● **PROVIDED RECORDS**:
####

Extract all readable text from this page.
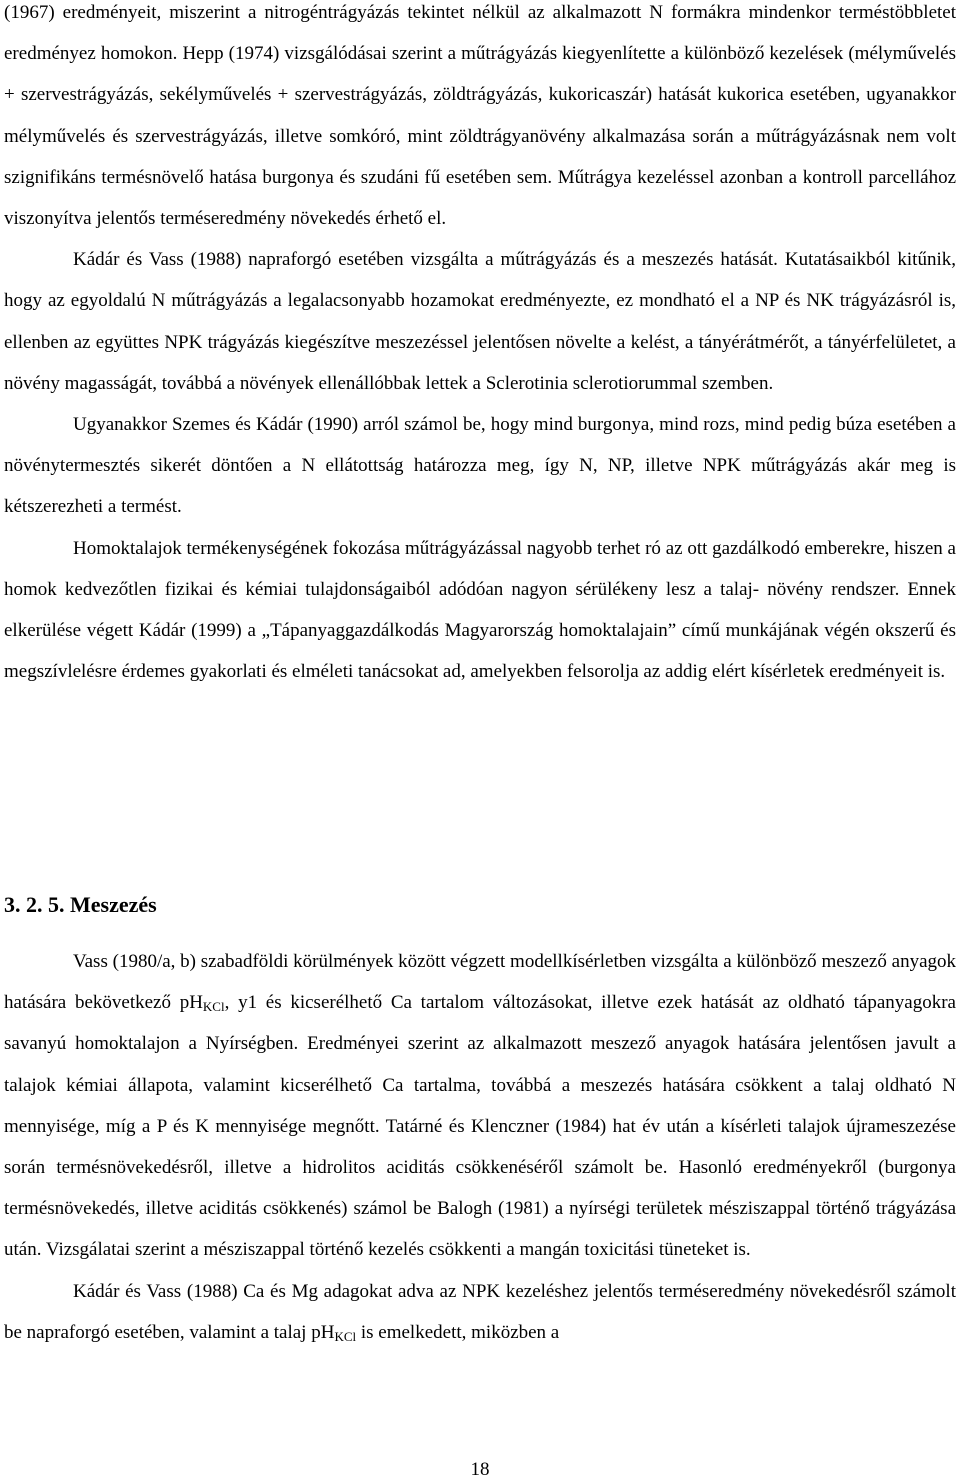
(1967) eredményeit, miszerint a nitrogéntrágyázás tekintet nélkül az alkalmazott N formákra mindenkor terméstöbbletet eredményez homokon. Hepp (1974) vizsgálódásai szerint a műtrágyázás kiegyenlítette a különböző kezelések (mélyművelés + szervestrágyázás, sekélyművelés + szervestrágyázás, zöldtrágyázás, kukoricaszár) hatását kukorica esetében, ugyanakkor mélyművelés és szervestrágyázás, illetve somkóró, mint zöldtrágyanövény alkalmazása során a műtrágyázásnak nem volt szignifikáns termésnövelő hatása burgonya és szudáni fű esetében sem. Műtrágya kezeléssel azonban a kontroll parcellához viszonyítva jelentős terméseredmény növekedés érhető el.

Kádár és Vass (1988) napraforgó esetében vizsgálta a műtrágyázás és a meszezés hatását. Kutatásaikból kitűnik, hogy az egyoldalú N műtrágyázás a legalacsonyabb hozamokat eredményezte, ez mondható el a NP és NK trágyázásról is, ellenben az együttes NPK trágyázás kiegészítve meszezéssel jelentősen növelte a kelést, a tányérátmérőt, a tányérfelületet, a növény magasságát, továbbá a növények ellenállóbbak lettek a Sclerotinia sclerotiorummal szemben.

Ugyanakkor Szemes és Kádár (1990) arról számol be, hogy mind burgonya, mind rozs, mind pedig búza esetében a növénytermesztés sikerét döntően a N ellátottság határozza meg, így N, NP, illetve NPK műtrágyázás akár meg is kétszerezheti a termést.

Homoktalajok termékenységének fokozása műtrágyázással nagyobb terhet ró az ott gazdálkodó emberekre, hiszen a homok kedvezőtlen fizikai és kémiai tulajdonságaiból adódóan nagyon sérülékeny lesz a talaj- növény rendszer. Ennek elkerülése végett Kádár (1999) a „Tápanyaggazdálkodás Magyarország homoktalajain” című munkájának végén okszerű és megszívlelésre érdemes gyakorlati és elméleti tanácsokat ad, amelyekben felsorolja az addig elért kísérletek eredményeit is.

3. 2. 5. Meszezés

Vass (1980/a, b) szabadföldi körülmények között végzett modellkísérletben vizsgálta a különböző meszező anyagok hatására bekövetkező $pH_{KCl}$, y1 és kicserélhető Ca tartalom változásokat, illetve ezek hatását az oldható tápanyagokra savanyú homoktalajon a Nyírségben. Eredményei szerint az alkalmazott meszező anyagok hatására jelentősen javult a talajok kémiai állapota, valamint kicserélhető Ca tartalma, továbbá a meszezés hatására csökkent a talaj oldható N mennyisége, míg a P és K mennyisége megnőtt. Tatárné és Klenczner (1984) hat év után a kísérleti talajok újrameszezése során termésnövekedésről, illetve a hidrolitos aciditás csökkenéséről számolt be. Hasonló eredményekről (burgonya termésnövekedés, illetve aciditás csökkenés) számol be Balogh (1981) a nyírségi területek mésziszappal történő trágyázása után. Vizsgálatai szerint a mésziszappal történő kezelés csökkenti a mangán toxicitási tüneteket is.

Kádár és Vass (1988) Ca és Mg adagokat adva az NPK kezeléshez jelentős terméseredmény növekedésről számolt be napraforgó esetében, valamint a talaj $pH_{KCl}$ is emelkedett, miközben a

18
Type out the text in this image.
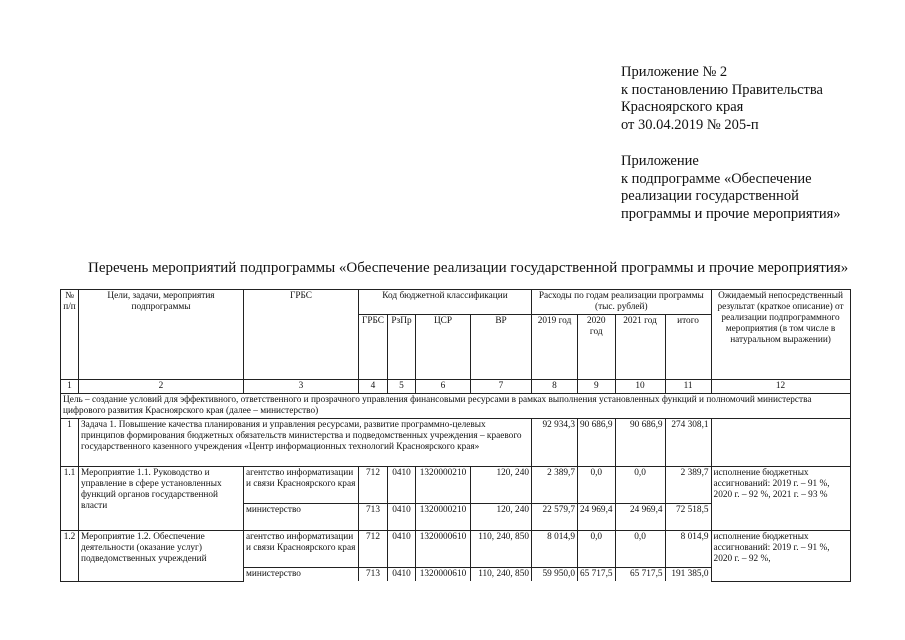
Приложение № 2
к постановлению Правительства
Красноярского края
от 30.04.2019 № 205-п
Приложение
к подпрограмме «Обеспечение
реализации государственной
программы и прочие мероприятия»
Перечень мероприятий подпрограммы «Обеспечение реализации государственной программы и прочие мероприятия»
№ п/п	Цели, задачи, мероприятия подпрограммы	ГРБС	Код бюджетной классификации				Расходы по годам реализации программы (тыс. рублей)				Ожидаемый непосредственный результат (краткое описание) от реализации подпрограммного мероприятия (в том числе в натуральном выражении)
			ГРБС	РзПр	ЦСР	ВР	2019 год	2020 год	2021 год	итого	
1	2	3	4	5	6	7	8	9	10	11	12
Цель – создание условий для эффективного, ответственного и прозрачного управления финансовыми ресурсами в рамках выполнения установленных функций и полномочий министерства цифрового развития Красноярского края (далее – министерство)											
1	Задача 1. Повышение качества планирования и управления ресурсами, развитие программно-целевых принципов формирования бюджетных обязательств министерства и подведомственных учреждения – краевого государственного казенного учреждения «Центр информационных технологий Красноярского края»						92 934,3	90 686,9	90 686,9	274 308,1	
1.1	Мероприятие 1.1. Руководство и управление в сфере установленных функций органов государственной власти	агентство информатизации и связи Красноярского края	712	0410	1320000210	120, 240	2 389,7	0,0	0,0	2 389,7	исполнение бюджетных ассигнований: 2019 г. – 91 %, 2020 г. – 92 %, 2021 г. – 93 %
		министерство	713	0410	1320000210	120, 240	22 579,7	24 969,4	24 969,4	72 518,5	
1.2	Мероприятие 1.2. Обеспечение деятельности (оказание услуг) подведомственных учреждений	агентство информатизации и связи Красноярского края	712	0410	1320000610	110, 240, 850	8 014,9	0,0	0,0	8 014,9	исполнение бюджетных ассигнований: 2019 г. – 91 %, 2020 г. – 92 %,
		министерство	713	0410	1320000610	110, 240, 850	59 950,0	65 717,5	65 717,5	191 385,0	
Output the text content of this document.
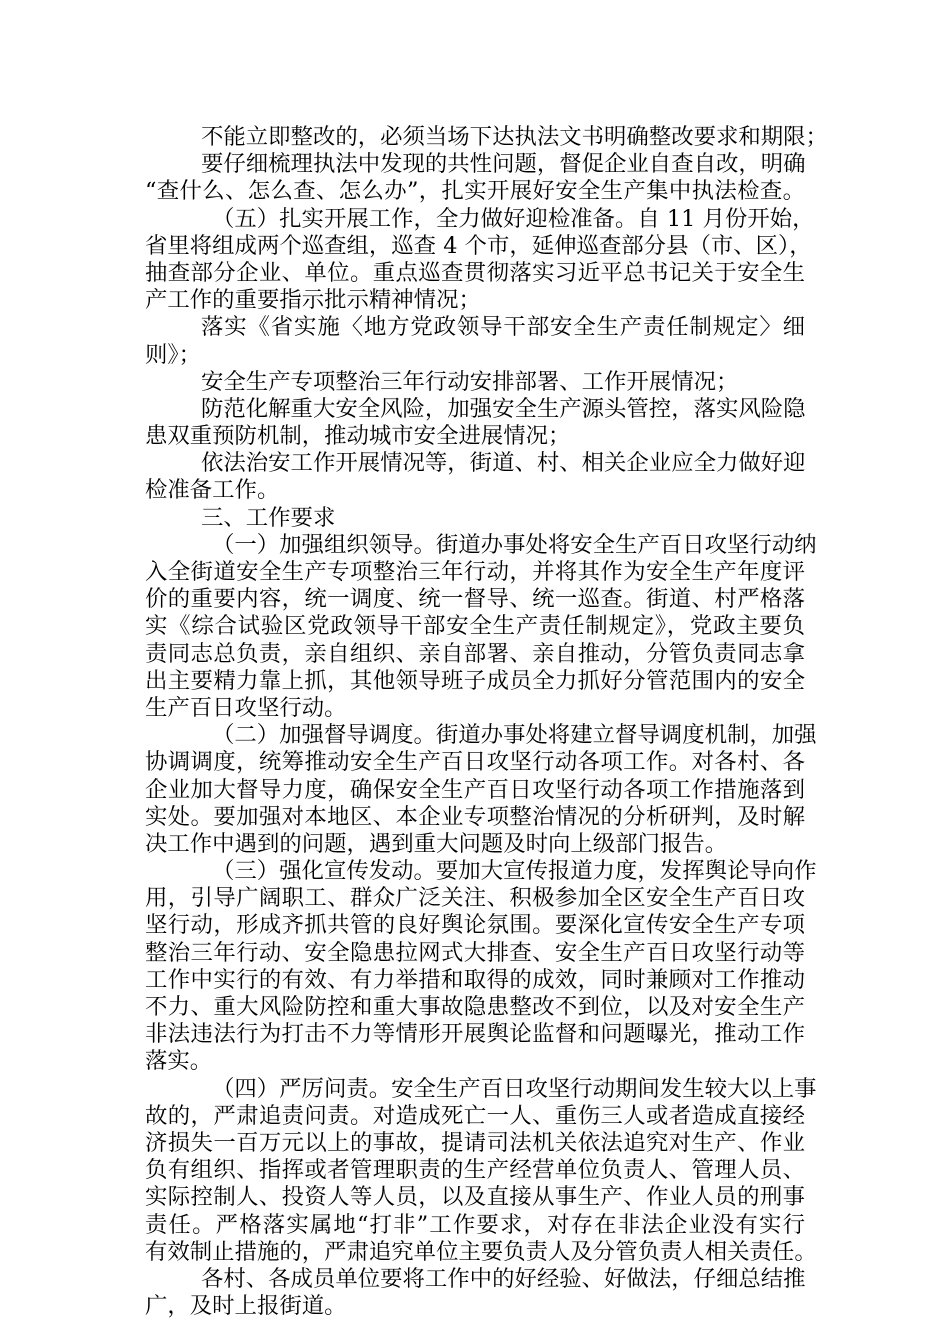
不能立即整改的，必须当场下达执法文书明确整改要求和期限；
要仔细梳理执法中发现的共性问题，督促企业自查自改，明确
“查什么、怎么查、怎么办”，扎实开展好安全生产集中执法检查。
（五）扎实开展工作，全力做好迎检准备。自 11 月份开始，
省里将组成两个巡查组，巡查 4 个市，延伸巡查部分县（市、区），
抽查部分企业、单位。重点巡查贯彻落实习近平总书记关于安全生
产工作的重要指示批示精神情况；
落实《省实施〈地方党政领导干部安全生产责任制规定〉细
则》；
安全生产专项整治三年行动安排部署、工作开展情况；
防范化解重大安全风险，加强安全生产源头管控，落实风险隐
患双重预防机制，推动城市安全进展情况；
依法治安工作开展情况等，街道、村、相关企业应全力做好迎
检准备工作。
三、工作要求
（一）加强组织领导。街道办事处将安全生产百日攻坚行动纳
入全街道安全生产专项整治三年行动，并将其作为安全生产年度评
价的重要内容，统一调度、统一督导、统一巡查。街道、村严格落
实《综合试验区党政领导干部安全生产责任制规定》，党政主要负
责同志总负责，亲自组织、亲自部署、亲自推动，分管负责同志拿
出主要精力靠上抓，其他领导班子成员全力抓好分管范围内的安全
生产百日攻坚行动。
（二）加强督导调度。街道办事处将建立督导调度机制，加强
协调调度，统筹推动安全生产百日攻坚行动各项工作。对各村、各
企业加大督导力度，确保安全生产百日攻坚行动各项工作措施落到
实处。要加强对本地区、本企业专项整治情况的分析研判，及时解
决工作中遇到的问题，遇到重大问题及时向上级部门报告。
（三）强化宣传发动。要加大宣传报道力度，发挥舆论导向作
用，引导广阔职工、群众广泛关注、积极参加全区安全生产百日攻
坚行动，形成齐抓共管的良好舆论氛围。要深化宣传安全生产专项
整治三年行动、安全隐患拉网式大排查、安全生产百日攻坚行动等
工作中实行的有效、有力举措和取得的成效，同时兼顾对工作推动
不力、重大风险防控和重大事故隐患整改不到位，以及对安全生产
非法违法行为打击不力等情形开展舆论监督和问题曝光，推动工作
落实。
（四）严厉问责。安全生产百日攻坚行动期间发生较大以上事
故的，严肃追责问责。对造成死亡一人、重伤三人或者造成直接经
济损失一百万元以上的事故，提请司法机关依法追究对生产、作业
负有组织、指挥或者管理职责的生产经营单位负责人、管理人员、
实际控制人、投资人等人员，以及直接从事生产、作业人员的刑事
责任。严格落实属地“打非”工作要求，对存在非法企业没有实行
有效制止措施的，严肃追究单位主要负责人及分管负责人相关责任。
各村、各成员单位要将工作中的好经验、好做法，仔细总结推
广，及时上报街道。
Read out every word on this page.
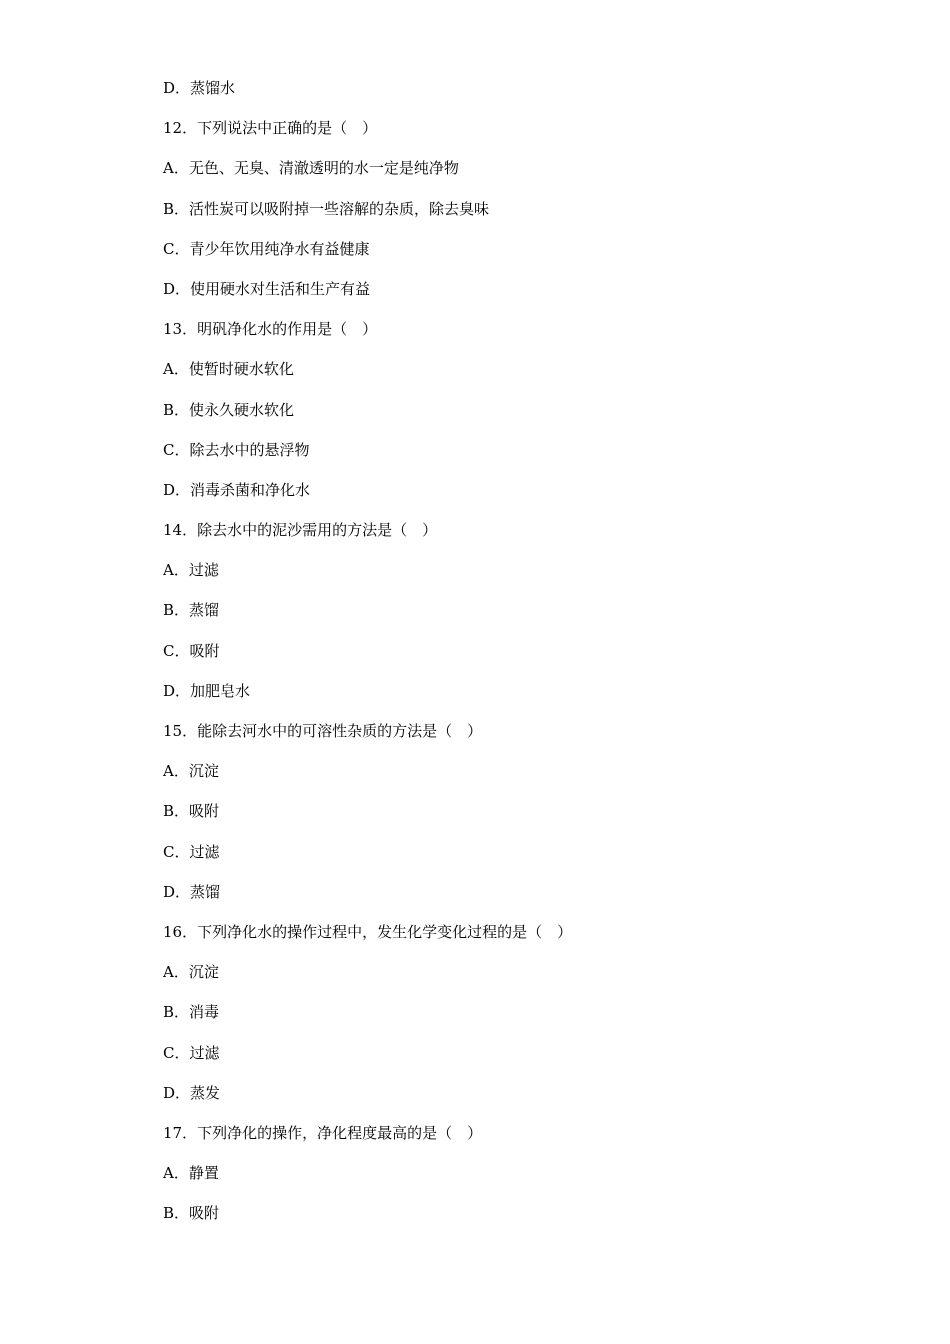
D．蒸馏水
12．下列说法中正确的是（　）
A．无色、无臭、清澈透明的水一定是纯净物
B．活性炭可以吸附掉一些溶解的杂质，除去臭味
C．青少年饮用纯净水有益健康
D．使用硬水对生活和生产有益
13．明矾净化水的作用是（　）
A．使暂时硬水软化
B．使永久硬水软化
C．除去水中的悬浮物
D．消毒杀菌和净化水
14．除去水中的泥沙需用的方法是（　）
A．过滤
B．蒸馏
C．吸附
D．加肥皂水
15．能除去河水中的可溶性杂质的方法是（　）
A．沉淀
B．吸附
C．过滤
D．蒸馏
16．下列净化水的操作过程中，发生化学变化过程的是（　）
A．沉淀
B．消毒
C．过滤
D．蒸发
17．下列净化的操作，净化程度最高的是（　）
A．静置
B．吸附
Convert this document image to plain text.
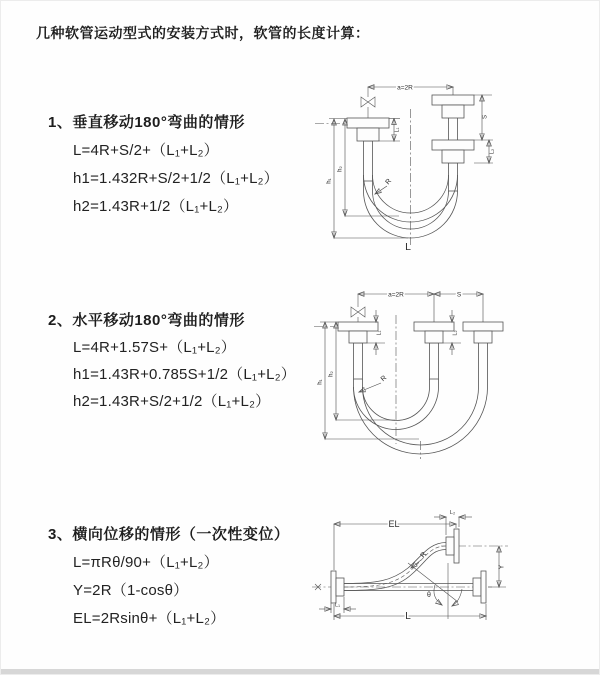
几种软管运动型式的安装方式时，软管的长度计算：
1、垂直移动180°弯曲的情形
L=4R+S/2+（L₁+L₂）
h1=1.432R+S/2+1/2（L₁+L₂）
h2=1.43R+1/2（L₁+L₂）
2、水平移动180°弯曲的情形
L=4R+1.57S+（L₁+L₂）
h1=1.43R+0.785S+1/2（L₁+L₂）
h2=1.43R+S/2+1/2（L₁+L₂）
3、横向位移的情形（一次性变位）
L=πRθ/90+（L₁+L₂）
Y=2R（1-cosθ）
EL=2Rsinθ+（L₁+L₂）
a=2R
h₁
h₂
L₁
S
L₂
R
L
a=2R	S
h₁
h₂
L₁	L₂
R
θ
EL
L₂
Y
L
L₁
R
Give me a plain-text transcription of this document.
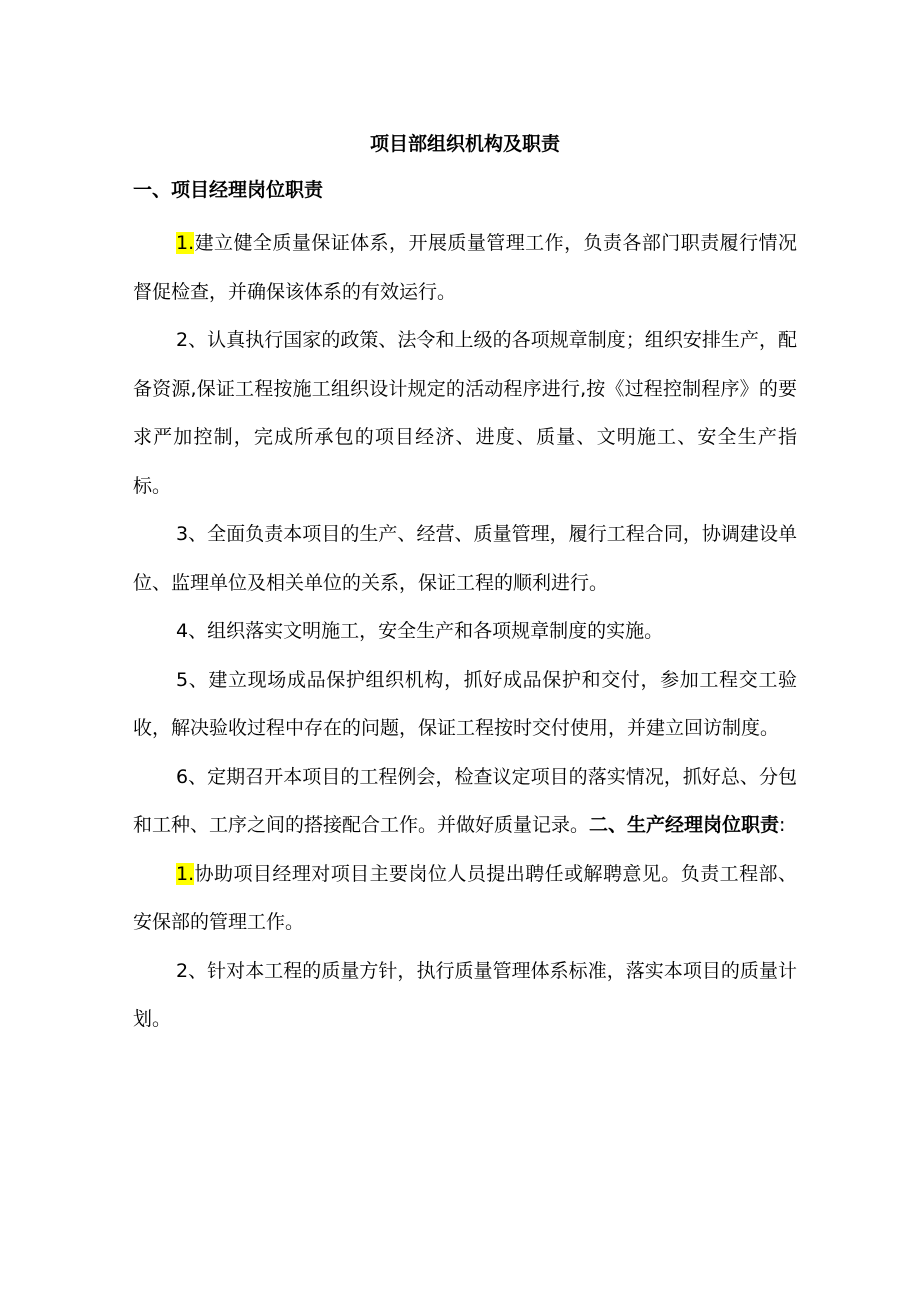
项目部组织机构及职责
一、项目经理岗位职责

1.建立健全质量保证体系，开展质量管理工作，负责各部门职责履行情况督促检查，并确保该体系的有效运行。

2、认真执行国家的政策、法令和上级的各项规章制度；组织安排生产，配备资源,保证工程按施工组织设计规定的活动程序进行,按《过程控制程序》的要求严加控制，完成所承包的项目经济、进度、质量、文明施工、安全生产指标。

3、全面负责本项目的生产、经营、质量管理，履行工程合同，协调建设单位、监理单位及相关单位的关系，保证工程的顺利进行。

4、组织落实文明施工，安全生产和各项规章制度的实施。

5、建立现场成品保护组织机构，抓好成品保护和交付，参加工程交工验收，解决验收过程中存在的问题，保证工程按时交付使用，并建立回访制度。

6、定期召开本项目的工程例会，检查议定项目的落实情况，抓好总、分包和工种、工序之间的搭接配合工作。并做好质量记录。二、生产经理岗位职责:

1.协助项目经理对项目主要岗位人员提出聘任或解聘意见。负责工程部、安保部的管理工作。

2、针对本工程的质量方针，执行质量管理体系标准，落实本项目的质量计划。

####

From the data above, copy each line that holds "talaj".

● **RESULT OF THE EXERCISE**:
Homoktalajok termékenységének fokozása műtrágyázással nagyobb terhet ró az ott gazdálkodó emberekre, hiszen a homok kedvezőtlen fizikai és kémiai tulajdonságaiból adódóan nagyon sérülékeny lesz a talaj- növény rendszer. Ennek elkerülése végett Kádár (1999) a „Tápanyaggazdálkodás Magyarország homoktalajain” című munkájának végén okszerű és megszívlelésre érdemes gyakorlati és elméleti tanácsokat ad, amelyekben felsorolja az addig elért kísérletek eredményeit is.
Vass (1980/a, b) szabadföldi körülmények között végzett modellkísérletben vizsgálta a különböző meszező anyagok hatására bekövetkező $pH_{KCl}$, y1 és kicserélhető Ca tartalom változásokat, illetve ezek hatását az oldható tápanyagokra savanyú homoktalajon a Nyírségben. Eredményei szerint az alkalmazott meszező anyagok hatására jelentősen javult a talajok kémiai állapota, valamint kicserélhető Ca tartalma, továbbá a meszezés hatására csökkent a talaj oldható N mennyisége, míg a P és K mennyisége megnőtt. Tatárné és Klenczner (1984) hat év után a kísérleti talajok újrameszezése során termésnövekedésről, illetve a hidrolitos aciditás csökkenéséről számolt be. Hasonló eredményekről (burgonya termésnövekedés, illetve aciditás csökkenés) számol be Balogh (1981) a nyírségi területek mésziszappal történő trágyázása után. Vizsgálatai szerint a mésziszappal történő kezelés csökkenti a mangán toxicitási tüneteket is.
Kádár és Vass (1988) Ca és Mg adagokat adva az NPK kezeléshez jelentős terméseredmény növekedésről számolt be napraforgó esetében, valamint a talaj $pH_{KCl}$ is emelkedett, miközben a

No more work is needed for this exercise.